◆ To do ◆
[a] Summarize the comment on the Supreme Court opinion leaks in two sentences.
[b] In the comment on the Supreme Court opinion leaks, whom does the writer name as likely correct that "the team" was bipartisan?

And, 3. The shit is still to hit the fan on whether controlling SCOTUS opinions can be written by people who aren't even in the judicial branch, by people who have never served in the judiciary, and who are directly sponsored by private parties with interests represented by the outcome in the decision.
Stay tuned, because it ain't over.
It's hardly begun.
I also think we'll eventually know the names of those "familiar with the drafting process" (wink-wink-nudge-nudge). But I'll wager the individual source "inside" the court is either Roberts himself or a conduit for Roberts, not one of the four dissenters.
When Roberts realized that his collaborators were stupidly telling tales out of school, his only real option was to offer better sourcing to selected media outlets as a distraction. Roberts could rightly say he was the ultimate source anyway.
However that may be, the leaks otherwise came down through Democratic channels, as was obvious in the "predictions." But, I think Thomas Friedman was likely correct that "the team" was bipartisan and analogous to the Bowles-Simpson thing (except of course for the legality, whoops), and Roberts was the mailman. Now all the leakers have stfu, but the cat's out of the pandora's box, as Tom might say.

◆ Dataset records ◆
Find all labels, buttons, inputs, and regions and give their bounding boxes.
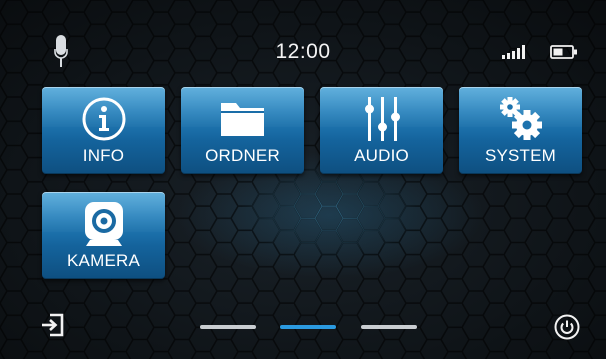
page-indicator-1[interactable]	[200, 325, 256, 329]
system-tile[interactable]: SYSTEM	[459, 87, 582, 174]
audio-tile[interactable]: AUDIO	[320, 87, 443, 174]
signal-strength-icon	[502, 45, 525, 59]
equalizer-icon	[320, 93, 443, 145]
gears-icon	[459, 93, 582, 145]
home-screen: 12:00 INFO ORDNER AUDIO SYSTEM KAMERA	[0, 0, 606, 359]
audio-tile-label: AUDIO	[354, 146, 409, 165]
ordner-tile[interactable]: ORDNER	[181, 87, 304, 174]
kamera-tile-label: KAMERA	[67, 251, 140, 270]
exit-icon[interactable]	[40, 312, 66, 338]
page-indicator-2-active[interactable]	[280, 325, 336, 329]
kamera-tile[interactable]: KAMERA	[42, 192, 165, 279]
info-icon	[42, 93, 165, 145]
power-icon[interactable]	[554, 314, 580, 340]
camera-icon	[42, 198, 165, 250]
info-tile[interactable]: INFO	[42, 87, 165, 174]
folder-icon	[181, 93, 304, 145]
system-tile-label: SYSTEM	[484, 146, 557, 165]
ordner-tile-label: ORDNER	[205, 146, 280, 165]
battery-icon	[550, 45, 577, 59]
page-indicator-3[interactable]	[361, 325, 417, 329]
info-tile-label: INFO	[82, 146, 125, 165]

◆ Exercise results ◆
[a] The writer argues that it is still unsettled whether controlling Supreme Court opinions can be written by people outside the judiciary who are sponsored by private parties with interests in the outcome, and insists the matter has hardly begun. The writer also wagers that the source inside the court was Roberts or a conduit for him, and holds that the other leaks came through Democratic channels from a bipartisan team, as Thomas Friedman suggested, with Roberts acting as the mailman.

[b] Thomas Friedman.